**CHALLENGE**
Pick out each line below containing "value".

═══

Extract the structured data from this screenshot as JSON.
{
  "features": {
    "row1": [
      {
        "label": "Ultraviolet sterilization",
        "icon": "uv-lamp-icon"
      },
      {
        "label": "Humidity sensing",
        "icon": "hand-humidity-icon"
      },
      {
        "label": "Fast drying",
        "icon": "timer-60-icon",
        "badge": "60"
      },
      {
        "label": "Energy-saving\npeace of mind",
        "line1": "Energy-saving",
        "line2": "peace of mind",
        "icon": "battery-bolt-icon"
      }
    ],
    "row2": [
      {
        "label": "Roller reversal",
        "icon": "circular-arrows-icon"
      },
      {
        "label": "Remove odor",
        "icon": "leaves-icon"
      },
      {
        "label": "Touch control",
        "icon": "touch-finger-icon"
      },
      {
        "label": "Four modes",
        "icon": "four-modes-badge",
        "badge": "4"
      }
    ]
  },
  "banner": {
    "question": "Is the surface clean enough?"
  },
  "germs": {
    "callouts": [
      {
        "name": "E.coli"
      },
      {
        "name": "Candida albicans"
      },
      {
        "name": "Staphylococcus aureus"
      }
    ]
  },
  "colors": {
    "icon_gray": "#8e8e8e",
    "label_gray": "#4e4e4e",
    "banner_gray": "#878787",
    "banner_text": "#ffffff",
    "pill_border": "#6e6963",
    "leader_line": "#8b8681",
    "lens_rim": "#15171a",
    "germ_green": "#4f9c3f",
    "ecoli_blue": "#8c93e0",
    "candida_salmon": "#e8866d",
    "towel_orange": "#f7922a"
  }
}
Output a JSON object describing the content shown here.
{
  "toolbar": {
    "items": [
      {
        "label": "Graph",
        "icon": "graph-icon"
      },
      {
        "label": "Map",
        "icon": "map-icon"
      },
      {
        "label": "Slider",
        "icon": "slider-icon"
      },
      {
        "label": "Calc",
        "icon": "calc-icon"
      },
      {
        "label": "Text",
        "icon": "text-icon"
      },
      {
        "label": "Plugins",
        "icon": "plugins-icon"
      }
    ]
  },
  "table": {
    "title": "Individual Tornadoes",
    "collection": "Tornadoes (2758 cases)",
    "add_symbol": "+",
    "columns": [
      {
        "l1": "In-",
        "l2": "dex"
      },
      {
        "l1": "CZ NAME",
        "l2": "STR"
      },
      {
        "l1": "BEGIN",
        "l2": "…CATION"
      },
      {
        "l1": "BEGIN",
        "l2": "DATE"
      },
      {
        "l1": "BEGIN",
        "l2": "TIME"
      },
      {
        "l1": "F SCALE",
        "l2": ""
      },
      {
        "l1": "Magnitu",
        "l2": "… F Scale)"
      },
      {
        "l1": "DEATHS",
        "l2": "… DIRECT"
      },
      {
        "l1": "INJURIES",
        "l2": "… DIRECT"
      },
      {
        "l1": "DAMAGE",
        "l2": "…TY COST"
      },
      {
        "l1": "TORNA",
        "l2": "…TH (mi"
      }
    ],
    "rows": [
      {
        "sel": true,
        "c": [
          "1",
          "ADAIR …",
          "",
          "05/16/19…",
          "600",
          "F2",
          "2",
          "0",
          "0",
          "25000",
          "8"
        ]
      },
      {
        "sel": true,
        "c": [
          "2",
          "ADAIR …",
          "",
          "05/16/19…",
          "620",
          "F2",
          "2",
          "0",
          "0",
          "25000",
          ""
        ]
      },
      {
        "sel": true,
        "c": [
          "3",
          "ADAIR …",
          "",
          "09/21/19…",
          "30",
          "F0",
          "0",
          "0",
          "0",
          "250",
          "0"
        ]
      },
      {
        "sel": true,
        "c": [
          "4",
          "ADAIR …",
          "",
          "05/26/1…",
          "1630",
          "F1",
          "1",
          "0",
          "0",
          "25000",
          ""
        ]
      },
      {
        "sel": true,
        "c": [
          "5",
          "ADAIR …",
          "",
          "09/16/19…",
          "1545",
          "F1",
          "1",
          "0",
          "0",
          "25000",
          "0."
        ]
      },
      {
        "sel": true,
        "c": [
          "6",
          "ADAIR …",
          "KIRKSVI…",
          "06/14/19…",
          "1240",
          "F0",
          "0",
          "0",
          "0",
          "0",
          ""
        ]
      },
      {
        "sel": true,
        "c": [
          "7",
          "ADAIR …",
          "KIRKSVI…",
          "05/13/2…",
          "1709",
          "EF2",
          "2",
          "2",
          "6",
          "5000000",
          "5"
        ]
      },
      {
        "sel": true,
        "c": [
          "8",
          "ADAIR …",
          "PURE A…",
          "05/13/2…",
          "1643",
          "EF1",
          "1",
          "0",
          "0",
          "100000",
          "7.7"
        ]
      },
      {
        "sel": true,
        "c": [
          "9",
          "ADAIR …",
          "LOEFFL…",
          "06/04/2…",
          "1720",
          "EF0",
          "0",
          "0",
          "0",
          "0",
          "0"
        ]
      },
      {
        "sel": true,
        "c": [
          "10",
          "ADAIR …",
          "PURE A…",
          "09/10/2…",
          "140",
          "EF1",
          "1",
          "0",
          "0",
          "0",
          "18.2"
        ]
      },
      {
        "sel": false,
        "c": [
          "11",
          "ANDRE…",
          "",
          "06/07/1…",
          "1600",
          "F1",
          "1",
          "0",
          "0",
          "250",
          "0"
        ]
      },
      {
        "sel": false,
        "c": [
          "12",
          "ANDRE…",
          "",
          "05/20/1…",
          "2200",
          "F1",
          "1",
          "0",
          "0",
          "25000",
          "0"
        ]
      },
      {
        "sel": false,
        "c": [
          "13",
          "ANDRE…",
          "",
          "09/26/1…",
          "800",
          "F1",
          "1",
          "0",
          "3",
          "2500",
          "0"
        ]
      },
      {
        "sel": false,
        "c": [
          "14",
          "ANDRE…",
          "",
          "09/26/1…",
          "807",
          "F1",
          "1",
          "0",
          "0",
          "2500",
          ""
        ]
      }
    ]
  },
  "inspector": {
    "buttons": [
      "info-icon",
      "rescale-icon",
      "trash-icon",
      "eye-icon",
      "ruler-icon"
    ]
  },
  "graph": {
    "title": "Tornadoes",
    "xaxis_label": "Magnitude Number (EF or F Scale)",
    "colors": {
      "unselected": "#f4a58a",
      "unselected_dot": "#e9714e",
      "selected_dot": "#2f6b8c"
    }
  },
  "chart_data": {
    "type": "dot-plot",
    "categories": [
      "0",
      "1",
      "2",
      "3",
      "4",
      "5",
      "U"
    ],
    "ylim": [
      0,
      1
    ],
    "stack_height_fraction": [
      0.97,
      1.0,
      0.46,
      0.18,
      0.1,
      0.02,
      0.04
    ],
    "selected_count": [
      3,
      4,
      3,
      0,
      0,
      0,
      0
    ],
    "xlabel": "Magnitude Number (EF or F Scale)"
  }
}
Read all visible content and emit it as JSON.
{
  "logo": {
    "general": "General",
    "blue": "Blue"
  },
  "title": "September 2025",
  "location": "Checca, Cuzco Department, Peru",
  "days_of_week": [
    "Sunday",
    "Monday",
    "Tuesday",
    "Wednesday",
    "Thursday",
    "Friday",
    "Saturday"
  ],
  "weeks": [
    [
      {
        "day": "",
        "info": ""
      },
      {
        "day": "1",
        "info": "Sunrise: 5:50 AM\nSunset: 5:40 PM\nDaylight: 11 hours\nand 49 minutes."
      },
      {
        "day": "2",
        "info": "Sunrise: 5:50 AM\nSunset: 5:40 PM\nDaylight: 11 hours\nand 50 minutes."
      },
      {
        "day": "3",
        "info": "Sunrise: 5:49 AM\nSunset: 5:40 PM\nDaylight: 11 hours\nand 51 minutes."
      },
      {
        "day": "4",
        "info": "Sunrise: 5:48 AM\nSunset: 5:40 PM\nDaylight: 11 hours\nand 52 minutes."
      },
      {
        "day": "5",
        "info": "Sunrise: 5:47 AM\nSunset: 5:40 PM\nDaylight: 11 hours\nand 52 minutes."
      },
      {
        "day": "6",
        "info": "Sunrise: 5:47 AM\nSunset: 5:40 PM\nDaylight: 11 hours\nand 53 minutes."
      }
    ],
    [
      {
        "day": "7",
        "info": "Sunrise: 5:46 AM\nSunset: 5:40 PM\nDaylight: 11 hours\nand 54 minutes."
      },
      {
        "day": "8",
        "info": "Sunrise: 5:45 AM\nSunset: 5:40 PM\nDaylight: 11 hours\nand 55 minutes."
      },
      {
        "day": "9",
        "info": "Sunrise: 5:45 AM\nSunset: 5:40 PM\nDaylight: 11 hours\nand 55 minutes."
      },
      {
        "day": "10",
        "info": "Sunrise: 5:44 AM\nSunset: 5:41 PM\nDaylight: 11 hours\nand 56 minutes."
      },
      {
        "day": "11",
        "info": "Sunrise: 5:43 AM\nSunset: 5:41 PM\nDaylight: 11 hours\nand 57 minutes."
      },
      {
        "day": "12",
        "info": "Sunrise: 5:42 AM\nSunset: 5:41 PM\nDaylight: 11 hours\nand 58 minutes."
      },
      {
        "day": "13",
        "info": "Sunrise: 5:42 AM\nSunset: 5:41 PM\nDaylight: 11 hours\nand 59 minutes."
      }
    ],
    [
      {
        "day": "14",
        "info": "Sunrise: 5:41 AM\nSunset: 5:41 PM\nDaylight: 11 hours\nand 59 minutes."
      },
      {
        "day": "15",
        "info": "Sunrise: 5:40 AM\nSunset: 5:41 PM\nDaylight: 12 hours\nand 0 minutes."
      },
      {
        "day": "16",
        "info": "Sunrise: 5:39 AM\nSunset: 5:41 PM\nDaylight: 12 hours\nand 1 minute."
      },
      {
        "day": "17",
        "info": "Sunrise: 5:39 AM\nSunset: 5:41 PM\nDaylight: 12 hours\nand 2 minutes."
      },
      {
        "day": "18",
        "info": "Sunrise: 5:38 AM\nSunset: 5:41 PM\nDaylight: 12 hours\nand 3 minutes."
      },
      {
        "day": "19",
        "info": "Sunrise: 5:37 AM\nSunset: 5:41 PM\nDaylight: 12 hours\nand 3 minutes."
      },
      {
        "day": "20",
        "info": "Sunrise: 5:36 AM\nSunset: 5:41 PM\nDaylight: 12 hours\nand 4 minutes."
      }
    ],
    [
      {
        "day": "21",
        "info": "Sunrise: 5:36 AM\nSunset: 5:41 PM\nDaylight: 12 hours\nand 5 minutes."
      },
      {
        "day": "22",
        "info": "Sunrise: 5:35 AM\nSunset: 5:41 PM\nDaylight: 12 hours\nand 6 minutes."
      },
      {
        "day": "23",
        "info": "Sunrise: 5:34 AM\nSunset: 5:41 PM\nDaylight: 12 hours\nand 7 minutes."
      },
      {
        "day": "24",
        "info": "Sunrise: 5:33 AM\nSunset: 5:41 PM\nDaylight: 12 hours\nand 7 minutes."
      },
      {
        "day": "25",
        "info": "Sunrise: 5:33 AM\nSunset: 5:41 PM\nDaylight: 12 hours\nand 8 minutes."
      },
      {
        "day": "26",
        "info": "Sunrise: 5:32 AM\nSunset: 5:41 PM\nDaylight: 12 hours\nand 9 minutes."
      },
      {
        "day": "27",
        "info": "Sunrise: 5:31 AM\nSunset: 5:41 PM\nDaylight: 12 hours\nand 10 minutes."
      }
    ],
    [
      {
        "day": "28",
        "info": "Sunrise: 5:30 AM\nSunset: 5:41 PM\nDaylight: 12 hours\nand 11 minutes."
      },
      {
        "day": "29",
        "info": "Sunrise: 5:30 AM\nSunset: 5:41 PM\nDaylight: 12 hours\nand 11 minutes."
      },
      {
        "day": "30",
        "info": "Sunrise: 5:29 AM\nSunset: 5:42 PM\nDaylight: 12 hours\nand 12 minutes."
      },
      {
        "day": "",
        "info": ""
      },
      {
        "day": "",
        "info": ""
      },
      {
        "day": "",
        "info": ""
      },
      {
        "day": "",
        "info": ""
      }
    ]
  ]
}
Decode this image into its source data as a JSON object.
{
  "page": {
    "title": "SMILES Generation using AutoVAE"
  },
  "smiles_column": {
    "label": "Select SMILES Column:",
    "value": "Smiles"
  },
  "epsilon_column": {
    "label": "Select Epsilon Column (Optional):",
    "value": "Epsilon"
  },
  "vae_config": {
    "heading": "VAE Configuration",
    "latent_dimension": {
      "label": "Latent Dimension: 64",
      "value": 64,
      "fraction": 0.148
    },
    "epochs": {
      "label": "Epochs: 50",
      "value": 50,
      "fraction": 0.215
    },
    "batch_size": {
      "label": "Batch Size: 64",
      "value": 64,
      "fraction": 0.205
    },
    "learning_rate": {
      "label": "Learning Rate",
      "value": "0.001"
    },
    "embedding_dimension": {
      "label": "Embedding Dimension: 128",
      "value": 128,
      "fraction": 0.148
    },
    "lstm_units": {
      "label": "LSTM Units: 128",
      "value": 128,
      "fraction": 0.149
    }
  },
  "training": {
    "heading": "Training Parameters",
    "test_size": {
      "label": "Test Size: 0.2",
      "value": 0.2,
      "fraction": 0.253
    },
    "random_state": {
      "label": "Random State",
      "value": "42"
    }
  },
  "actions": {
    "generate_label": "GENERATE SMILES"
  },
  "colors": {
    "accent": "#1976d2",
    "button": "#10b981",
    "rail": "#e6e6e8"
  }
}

═══

**ANSWER**
    "value": "Smiles"
    "value": "Epsilon"
      "value": 64,
      "value": 50,
      "value": 64,
      "value": "0.001"
      "value": 128,
      "value": 128,
      "value": 0.2,
      "value": "42"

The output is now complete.